• AVAILABLE DATA:
--- begin ---

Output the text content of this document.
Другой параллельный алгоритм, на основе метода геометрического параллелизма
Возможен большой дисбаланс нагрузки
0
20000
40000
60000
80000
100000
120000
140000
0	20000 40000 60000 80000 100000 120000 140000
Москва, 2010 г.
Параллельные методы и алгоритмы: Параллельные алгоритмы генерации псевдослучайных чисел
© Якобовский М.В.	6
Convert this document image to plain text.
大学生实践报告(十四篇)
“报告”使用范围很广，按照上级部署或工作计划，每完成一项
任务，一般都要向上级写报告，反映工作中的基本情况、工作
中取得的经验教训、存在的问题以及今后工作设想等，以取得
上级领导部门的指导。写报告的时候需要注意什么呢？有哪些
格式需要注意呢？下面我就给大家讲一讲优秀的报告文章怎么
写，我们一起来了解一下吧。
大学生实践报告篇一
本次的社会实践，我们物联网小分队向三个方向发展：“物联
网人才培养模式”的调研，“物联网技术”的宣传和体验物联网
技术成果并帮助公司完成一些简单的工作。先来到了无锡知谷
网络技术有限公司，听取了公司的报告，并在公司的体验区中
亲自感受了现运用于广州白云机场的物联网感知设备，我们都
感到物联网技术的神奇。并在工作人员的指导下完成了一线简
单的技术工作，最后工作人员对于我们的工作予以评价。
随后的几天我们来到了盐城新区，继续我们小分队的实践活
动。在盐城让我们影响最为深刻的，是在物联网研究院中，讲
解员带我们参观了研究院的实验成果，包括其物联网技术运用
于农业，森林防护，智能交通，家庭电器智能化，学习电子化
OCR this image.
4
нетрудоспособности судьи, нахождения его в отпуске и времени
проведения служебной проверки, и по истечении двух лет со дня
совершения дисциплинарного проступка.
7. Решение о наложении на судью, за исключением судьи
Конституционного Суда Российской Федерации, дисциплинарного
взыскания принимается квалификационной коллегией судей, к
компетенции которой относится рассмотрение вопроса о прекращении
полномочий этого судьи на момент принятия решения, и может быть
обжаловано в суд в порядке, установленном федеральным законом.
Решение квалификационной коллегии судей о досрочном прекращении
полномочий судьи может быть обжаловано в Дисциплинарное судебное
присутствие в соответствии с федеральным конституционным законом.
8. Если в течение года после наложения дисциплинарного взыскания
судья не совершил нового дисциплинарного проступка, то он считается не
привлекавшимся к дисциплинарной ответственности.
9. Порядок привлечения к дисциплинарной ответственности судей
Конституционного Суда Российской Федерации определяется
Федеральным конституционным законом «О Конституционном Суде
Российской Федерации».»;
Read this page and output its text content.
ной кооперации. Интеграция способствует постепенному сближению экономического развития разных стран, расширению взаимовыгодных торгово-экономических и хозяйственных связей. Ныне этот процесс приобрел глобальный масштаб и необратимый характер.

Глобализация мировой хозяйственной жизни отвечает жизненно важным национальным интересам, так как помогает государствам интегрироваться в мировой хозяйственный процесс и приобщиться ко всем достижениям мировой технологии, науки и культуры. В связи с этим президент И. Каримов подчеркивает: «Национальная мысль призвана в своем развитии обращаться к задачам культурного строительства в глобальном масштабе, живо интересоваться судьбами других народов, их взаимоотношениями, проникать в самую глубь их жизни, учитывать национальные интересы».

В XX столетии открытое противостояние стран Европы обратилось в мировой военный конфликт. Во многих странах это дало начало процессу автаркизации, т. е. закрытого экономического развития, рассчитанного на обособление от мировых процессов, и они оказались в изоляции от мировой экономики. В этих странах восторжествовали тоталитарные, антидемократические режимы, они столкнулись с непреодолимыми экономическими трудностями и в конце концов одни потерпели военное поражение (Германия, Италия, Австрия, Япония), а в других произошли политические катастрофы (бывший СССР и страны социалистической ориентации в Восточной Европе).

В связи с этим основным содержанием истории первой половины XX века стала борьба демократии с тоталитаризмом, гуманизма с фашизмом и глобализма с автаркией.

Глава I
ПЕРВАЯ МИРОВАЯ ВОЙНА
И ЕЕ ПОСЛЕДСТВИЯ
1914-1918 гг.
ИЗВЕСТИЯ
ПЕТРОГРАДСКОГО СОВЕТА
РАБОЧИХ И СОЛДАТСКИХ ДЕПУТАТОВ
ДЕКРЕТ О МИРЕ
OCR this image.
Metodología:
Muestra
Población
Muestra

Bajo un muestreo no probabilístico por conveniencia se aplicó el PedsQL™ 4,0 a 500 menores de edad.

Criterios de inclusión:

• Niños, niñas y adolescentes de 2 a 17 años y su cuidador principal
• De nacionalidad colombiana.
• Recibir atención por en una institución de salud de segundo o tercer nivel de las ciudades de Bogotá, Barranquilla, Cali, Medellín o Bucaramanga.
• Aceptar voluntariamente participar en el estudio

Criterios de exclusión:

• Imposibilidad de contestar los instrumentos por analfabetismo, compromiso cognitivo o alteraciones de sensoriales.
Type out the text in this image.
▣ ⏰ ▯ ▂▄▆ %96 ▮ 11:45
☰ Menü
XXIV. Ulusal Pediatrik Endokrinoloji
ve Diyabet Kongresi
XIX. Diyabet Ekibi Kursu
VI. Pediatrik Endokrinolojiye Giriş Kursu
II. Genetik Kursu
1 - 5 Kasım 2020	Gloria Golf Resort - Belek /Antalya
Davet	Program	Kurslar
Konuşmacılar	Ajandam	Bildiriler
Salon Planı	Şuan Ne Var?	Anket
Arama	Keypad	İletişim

--- end ---

• DIRECTIVE: Which lines hold the string "Решение"? Copy all of them from the data above.

• RESULT:
7. Решение о наложении на судью, за исключением судьи
Решение квалификационной коллегии судей о досрочном прекращении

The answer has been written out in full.